Data records
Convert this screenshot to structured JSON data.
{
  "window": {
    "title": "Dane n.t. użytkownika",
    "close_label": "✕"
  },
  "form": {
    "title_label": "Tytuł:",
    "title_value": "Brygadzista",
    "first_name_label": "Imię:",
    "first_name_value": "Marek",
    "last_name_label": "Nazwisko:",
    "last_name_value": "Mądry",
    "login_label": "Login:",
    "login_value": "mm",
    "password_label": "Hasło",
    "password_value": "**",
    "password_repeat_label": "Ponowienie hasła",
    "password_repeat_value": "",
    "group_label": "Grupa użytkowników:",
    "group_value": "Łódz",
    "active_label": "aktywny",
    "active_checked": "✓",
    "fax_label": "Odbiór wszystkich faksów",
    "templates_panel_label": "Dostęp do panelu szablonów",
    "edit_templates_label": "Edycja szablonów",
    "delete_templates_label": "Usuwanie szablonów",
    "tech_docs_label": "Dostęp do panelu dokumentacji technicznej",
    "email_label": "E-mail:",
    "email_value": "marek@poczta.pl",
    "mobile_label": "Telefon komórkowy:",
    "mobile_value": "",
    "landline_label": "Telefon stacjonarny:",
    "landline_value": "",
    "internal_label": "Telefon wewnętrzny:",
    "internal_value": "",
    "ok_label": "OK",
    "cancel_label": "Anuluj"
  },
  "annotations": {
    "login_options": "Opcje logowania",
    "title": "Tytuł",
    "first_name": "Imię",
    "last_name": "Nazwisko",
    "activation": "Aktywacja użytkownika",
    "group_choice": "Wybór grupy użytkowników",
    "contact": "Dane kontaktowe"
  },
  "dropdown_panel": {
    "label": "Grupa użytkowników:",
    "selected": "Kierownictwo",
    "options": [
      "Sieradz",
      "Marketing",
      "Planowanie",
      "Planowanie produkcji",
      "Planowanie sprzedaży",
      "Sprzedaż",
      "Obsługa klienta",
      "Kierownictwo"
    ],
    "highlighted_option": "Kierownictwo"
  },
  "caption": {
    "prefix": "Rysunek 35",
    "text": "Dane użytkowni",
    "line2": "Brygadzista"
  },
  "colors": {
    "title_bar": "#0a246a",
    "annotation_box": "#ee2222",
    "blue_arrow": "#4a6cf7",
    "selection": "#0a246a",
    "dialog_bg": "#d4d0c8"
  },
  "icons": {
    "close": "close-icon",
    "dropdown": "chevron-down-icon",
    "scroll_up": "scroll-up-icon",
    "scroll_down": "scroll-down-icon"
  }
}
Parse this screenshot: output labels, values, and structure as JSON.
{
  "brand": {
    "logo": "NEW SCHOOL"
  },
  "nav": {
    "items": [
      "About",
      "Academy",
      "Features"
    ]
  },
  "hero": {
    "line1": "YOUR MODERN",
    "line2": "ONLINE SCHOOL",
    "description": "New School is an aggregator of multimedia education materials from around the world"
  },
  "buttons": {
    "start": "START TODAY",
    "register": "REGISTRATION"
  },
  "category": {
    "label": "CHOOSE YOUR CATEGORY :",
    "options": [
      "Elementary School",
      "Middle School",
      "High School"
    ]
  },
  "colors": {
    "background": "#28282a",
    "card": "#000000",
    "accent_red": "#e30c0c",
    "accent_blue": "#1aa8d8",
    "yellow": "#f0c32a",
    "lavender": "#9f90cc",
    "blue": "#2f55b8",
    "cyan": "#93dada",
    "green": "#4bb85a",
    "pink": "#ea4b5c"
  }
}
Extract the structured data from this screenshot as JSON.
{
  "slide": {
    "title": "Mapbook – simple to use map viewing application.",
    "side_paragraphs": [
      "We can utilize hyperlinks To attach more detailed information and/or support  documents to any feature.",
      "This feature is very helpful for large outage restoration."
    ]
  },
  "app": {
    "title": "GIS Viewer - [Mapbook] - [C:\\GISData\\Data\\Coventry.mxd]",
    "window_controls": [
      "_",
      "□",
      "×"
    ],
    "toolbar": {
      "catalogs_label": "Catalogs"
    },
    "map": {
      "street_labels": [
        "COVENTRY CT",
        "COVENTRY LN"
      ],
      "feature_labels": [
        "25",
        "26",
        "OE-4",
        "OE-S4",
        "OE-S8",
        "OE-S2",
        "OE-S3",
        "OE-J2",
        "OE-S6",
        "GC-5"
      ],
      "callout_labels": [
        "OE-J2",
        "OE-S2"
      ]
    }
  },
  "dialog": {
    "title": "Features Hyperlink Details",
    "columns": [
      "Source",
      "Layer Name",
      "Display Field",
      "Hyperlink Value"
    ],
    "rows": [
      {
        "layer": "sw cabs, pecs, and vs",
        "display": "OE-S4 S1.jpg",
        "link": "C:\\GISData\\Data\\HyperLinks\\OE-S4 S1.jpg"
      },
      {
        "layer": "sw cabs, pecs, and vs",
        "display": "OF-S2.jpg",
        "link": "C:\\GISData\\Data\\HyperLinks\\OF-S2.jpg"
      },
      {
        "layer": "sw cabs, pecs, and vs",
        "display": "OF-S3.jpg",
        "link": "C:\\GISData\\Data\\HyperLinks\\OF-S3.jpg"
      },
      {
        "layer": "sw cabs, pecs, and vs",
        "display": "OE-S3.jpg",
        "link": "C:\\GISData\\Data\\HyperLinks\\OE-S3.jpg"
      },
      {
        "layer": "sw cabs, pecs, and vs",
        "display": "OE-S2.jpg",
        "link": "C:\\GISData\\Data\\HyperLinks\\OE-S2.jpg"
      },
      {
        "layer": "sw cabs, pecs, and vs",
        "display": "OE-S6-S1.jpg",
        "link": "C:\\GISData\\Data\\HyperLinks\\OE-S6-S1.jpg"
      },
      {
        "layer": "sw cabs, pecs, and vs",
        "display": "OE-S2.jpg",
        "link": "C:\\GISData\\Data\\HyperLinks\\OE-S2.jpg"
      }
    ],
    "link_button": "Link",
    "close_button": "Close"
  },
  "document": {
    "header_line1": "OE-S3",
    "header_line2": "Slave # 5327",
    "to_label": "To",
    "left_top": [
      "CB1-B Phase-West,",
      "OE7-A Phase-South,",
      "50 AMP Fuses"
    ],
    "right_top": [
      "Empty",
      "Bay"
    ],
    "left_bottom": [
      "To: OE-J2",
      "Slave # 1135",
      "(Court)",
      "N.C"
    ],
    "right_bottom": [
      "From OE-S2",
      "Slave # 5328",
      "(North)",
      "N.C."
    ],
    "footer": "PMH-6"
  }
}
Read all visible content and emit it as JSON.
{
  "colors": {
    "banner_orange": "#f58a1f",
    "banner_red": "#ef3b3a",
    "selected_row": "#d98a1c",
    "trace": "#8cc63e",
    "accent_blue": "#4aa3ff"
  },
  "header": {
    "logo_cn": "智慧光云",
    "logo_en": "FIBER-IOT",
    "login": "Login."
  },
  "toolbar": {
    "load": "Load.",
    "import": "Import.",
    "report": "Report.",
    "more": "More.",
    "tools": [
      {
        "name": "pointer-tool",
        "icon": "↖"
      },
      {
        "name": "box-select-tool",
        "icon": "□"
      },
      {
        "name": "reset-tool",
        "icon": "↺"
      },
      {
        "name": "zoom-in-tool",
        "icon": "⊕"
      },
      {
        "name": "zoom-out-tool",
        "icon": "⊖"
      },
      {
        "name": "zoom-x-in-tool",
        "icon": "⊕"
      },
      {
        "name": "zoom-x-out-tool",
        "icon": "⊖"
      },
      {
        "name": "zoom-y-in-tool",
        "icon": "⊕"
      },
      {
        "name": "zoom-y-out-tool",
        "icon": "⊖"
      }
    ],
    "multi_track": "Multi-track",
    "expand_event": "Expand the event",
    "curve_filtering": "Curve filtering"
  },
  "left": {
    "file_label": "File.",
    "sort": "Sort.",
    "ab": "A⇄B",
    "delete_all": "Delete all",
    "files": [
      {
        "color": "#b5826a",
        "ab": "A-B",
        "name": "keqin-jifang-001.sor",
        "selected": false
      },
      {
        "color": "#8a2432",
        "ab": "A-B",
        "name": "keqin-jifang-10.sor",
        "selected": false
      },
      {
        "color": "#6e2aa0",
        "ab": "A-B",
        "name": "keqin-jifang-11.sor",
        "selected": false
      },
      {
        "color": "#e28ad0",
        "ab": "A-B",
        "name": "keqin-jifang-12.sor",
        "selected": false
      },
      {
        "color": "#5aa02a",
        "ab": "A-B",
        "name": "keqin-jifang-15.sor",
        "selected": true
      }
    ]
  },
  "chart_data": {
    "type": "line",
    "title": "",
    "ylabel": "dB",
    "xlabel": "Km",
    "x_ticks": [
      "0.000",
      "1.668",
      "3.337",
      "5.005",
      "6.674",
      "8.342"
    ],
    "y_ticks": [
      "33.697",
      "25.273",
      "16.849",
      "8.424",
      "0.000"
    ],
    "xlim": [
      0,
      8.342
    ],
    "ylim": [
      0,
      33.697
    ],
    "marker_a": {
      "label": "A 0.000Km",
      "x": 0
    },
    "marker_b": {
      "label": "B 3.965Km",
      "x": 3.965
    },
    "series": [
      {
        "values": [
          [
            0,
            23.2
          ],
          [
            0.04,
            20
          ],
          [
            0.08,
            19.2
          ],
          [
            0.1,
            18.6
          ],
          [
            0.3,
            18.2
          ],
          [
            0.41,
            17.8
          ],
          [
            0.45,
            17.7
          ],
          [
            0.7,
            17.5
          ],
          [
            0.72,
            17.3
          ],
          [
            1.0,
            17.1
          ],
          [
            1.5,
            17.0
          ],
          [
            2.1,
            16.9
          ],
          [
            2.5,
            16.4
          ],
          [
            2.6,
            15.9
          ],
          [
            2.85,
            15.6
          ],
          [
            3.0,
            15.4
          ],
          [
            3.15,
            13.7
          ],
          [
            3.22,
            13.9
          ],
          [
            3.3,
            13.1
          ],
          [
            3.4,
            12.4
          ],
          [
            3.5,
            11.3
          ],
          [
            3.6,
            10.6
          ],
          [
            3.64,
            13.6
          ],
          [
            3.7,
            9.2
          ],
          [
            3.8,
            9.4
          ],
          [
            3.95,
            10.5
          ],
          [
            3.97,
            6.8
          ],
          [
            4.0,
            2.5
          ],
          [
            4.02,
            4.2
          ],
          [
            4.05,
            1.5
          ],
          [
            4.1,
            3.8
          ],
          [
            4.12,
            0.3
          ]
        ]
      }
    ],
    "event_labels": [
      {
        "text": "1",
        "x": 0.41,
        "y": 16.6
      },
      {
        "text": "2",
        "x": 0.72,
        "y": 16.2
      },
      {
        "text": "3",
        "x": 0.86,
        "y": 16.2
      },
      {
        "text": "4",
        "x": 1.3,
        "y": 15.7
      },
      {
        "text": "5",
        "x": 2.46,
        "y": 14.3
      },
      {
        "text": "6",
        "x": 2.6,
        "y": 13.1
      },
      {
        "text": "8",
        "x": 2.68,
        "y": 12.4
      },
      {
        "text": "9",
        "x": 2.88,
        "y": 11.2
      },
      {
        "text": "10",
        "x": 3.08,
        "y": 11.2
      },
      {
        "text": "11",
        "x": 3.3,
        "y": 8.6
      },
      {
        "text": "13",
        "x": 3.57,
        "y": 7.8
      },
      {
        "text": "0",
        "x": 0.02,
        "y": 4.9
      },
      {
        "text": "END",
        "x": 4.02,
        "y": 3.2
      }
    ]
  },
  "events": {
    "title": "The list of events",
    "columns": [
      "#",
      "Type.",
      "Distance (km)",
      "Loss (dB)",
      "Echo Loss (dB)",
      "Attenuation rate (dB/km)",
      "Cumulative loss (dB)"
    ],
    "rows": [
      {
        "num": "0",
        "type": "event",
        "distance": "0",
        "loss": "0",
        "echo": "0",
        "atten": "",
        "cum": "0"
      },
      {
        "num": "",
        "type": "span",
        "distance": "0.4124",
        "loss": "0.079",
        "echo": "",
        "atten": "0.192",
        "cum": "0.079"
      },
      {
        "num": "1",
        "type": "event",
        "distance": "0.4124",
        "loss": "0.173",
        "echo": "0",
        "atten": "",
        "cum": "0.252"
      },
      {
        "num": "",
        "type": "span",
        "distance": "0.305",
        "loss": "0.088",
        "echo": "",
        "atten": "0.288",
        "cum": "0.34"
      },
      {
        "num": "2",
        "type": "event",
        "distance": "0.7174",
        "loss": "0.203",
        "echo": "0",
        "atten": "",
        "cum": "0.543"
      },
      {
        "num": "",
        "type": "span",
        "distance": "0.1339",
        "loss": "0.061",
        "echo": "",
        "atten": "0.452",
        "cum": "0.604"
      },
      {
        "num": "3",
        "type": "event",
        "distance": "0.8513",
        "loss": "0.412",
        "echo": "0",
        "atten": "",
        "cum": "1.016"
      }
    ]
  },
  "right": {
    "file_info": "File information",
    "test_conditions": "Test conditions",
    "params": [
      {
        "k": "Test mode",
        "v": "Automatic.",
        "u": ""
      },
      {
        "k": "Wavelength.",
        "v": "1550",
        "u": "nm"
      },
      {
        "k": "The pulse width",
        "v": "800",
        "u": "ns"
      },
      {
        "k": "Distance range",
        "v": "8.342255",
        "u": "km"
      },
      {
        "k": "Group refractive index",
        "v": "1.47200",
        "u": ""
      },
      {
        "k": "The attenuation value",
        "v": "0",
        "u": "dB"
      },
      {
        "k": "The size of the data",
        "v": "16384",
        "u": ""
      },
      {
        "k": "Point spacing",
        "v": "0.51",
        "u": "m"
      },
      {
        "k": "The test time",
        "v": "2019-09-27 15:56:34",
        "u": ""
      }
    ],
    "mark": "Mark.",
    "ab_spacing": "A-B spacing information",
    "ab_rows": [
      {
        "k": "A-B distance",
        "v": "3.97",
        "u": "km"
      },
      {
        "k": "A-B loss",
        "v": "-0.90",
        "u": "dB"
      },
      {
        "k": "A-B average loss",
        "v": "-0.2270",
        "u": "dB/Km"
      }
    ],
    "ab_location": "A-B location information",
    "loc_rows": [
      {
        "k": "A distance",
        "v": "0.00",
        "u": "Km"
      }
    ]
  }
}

### Problem requirements
Give the count of lines in the listing above that include "użytkowników", with no other words.

### Reply to the exercise
3